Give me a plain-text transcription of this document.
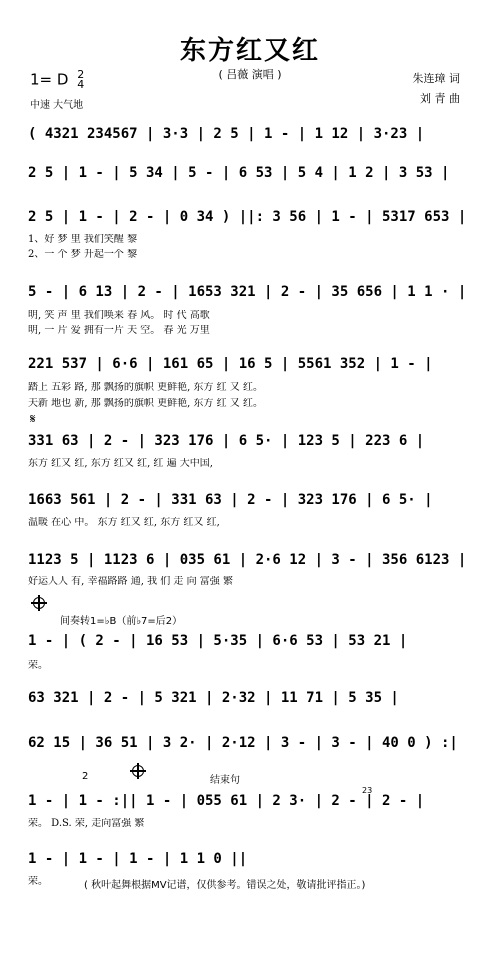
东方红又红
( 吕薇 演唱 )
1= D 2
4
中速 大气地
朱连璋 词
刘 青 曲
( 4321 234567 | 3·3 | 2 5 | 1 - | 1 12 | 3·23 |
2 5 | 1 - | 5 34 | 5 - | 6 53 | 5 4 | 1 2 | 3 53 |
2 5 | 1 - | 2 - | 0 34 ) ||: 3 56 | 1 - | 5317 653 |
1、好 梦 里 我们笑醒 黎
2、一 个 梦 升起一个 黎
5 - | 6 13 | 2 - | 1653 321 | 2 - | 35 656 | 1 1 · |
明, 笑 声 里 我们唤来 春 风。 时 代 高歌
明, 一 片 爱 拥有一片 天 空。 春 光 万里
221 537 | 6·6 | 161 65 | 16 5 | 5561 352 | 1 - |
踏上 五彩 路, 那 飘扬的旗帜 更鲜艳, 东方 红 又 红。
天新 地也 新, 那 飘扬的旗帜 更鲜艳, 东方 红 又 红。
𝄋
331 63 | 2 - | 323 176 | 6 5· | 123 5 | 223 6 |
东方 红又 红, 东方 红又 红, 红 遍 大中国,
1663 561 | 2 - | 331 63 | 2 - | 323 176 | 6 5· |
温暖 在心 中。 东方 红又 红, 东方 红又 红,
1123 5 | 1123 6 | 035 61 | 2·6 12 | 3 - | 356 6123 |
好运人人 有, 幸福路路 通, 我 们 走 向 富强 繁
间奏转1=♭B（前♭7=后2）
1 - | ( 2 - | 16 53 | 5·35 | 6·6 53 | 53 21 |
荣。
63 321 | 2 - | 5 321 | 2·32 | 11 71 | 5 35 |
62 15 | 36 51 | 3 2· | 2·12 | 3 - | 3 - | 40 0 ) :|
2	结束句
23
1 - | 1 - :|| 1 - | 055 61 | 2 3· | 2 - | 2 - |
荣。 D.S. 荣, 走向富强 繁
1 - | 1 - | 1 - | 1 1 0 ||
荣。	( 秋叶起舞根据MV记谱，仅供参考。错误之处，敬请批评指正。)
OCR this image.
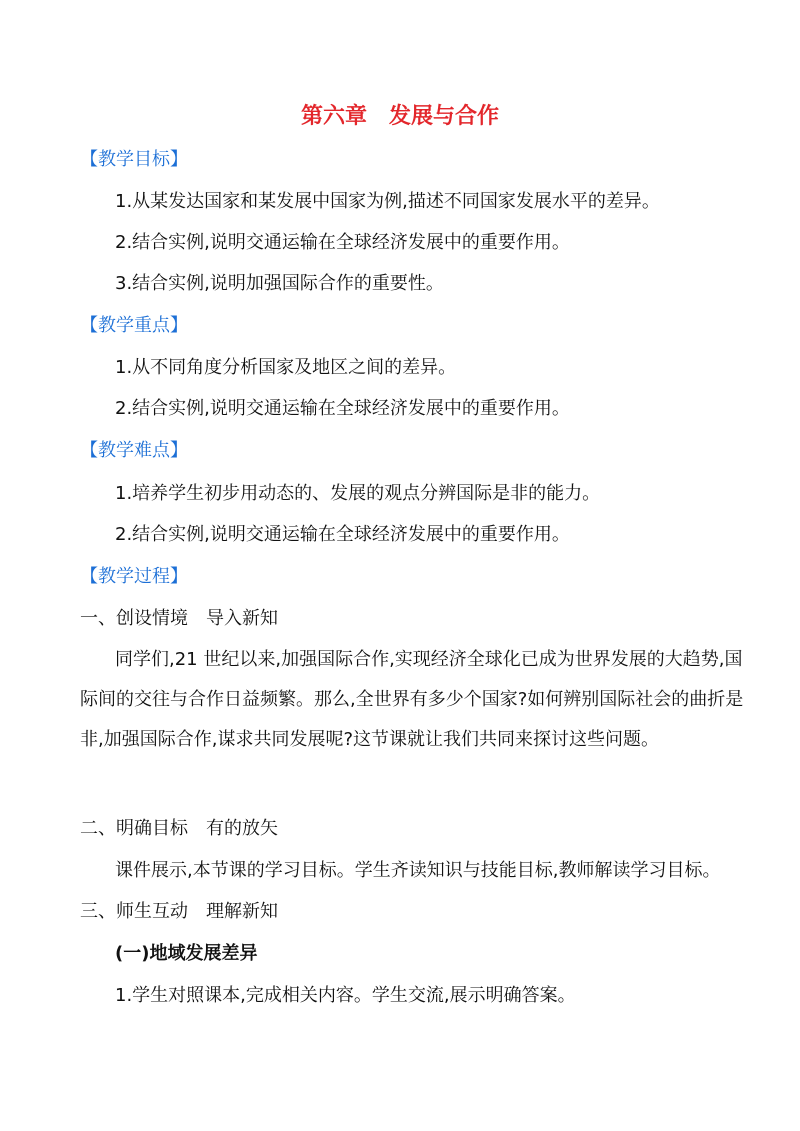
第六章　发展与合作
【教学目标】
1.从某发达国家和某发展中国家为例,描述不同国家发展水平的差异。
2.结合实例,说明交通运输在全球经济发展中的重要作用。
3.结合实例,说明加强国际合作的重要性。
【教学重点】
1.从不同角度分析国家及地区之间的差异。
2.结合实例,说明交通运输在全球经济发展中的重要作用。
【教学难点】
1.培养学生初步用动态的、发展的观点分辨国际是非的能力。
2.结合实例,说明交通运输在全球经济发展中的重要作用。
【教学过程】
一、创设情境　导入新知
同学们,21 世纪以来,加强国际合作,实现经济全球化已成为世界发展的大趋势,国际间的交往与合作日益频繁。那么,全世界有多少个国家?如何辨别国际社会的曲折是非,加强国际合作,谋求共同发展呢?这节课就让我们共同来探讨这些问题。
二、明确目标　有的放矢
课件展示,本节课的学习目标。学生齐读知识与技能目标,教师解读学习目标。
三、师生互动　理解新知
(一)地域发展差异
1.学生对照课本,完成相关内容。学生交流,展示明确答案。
- - - - -
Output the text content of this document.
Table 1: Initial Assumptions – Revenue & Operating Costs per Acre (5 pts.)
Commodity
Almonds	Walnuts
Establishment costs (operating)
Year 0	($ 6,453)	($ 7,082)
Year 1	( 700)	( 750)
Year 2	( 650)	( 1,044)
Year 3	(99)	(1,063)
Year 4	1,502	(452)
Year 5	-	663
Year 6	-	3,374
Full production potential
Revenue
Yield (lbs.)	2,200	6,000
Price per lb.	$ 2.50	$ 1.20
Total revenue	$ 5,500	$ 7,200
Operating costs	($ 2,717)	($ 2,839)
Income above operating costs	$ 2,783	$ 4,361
- - - - -
** To be done **
Search the lines for the string "飘扬的旗帜" and copy every line that has it.

** Task response **
踏上 五彩 路, 那 飘扬的旗帜 更鲜艳, 东方 红 又 红。
天新 地也 新, 那 飘扬的旗帜 更鲜艳, 东方 红 又 红。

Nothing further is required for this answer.